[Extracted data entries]
● ● ● ● ● ● ●
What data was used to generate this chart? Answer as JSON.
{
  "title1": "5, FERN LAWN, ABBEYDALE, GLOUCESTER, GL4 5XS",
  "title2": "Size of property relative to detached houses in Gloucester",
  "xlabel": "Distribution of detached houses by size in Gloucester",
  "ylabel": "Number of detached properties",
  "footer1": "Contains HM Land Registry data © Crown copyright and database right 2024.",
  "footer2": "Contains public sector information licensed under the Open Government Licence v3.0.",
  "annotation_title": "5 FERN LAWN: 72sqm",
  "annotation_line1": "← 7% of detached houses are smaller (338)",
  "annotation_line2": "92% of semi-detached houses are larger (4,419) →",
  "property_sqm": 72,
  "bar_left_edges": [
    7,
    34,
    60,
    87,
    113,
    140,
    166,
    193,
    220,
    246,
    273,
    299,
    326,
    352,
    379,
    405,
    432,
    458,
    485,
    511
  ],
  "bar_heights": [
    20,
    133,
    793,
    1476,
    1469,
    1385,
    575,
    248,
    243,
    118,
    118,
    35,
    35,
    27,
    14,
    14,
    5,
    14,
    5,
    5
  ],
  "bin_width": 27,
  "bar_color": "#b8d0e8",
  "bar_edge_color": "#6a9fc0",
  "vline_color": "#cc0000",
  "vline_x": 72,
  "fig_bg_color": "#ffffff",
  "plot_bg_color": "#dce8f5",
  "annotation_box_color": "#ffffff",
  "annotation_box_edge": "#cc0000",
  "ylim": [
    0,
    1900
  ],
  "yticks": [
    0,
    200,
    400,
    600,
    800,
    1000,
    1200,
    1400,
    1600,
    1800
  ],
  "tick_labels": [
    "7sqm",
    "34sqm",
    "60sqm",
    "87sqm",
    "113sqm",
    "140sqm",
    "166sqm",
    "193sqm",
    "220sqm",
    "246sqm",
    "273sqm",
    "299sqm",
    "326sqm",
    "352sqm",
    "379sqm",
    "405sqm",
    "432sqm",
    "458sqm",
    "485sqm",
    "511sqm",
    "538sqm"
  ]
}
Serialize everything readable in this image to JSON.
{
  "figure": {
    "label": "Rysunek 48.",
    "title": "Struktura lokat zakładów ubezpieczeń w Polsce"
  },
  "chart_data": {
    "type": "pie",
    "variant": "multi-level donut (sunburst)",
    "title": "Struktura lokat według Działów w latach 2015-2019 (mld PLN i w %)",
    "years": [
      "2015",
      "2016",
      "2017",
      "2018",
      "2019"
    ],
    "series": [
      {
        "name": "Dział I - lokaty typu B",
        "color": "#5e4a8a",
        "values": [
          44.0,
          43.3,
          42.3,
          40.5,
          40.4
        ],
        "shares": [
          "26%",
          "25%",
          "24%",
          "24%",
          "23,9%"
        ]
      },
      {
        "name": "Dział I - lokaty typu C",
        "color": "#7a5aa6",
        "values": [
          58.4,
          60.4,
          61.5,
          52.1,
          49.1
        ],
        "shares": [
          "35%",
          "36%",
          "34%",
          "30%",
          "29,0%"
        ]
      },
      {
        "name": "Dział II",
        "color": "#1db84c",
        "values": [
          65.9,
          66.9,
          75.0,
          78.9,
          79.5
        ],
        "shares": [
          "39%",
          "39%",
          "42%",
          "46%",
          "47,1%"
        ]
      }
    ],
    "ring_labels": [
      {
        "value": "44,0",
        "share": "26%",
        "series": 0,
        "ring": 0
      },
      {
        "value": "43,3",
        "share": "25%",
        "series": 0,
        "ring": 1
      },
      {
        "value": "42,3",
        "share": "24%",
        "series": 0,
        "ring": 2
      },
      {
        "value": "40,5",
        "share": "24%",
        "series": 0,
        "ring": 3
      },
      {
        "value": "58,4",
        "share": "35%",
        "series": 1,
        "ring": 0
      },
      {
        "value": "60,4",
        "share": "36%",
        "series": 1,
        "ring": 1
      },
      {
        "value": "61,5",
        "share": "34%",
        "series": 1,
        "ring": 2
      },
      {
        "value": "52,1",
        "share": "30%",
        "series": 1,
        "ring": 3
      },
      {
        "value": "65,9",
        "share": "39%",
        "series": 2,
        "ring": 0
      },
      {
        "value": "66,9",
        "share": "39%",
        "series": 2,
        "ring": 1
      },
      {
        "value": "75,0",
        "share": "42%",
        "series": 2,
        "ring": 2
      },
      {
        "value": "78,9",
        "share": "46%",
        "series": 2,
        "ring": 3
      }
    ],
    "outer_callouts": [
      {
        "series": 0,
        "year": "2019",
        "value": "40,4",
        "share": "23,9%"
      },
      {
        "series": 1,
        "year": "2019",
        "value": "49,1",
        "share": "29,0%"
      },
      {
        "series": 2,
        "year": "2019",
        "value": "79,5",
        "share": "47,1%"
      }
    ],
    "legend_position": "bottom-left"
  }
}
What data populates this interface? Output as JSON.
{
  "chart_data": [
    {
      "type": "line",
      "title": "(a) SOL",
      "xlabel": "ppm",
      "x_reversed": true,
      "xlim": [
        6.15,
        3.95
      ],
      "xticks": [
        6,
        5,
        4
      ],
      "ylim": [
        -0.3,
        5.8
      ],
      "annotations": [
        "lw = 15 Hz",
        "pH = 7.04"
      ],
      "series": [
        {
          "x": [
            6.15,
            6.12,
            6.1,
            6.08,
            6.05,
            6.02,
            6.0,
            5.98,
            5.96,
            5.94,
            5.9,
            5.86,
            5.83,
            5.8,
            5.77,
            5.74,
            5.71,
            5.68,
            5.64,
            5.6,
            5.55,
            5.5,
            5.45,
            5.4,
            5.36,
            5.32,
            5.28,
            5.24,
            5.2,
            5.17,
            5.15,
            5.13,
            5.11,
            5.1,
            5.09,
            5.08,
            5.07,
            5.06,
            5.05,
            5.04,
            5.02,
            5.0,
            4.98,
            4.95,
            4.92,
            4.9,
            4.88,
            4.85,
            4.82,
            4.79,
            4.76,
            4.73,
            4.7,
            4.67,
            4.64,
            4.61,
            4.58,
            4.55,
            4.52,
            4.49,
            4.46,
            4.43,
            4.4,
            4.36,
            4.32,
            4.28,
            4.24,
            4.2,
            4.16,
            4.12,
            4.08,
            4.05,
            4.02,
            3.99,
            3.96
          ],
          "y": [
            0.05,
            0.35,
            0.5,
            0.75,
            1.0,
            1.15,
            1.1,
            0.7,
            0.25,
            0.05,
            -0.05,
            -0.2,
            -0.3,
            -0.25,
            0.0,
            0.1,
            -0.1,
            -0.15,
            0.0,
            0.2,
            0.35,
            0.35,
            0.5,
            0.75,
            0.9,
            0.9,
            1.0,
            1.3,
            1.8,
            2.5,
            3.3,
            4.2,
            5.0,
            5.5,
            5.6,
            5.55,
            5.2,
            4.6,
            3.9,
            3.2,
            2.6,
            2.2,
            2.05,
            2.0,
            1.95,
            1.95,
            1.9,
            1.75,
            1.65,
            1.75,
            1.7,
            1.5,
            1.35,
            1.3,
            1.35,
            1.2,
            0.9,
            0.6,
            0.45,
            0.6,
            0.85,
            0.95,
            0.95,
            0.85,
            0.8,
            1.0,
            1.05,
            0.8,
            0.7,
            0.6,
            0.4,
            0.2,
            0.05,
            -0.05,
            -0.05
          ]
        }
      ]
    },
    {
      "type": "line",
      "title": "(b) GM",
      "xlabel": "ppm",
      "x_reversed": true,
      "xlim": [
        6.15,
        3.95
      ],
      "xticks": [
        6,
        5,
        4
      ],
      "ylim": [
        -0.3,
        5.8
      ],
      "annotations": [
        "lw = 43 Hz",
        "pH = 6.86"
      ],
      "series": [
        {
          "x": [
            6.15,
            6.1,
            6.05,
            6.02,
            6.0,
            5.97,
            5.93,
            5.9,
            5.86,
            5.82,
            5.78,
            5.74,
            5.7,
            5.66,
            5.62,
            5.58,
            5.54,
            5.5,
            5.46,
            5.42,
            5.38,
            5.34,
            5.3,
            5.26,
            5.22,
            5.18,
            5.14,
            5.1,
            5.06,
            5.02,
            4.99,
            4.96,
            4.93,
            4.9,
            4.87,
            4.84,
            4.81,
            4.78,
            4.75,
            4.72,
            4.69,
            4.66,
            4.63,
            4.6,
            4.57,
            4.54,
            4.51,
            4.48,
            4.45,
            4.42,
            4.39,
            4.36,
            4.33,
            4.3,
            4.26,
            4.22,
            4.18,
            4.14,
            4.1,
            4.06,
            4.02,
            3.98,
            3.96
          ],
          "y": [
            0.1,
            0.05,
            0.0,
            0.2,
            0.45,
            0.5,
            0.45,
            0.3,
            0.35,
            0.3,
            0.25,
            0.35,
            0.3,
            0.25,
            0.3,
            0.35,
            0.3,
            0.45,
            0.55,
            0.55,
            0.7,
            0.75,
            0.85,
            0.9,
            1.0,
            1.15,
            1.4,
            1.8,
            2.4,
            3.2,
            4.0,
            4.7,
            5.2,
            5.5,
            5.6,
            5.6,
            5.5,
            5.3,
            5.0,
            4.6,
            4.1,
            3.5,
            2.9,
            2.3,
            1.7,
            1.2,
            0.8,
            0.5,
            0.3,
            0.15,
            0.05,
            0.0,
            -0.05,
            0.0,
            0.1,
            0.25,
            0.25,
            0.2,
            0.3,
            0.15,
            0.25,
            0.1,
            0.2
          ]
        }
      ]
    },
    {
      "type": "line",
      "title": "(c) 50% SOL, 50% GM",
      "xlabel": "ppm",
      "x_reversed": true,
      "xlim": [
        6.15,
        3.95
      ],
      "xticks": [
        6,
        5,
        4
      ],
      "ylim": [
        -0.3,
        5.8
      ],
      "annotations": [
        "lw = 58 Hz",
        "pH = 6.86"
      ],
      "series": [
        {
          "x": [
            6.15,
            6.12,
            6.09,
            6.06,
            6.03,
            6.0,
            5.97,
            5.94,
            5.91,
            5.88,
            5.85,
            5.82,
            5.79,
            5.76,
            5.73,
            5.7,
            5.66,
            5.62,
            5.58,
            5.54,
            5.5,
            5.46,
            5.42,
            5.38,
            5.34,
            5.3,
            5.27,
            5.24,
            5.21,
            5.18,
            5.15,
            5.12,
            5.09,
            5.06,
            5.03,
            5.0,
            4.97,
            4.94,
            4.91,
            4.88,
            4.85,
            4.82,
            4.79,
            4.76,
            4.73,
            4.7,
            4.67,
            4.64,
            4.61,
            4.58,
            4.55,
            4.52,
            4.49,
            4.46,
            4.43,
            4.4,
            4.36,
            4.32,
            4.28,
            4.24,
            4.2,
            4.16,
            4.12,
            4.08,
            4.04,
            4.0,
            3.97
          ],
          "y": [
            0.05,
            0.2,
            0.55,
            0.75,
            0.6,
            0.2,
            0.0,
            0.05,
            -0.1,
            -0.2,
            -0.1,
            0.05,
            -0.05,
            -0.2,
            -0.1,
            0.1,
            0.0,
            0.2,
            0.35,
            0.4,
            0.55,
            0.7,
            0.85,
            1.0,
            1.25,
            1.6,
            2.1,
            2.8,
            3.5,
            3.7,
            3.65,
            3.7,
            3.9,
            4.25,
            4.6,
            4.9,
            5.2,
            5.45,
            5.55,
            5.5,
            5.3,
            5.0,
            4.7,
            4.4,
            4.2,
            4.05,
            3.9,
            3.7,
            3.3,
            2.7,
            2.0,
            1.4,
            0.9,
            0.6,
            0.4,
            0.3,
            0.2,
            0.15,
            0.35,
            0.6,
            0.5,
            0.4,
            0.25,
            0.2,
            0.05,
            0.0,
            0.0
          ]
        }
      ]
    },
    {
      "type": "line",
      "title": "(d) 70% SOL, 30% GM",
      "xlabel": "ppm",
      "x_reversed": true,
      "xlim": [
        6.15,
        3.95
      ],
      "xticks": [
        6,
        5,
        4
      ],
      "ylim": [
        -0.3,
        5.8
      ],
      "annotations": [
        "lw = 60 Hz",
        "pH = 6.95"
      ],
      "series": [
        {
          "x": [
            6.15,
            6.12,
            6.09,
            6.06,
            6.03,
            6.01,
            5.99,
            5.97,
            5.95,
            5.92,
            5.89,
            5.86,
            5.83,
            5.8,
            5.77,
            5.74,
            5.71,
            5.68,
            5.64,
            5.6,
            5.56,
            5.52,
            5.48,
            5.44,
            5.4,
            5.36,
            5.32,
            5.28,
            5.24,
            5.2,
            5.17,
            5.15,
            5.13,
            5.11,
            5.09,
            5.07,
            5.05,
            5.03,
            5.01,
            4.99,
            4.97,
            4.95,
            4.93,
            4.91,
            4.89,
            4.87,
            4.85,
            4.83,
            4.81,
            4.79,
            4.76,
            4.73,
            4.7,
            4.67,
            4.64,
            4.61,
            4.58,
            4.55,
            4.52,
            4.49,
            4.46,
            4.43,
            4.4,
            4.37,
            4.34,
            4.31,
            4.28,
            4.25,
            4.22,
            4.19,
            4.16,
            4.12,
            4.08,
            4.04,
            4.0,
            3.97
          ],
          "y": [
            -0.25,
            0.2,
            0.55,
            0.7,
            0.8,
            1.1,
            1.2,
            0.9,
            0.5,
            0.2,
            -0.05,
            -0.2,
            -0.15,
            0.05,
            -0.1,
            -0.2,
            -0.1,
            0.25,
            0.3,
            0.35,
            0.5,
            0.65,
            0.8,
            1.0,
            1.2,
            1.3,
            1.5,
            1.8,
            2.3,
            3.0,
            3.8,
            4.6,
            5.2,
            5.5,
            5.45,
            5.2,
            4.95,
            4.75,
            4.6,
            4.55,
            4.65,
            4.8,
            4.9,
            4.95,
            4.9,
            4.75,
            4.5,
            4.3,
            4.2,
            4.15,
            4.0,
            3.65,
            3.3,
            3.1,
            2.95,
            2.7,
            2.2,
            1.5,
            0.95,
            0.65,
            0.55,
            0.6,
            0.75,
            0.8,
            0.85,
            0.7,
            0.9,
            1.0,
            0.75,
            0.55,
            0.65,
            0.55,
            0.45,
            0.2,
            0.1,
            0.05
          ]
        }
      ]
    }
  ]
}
● ● ● ● ● ● ●
In the material above, show every line where the word "name" turns up.

• _WORKED ANSWER_:
        "name": "Dział I - lokaty typu B",
        "name": "Dział I - lokaty typu C",
        "name": "Dział II",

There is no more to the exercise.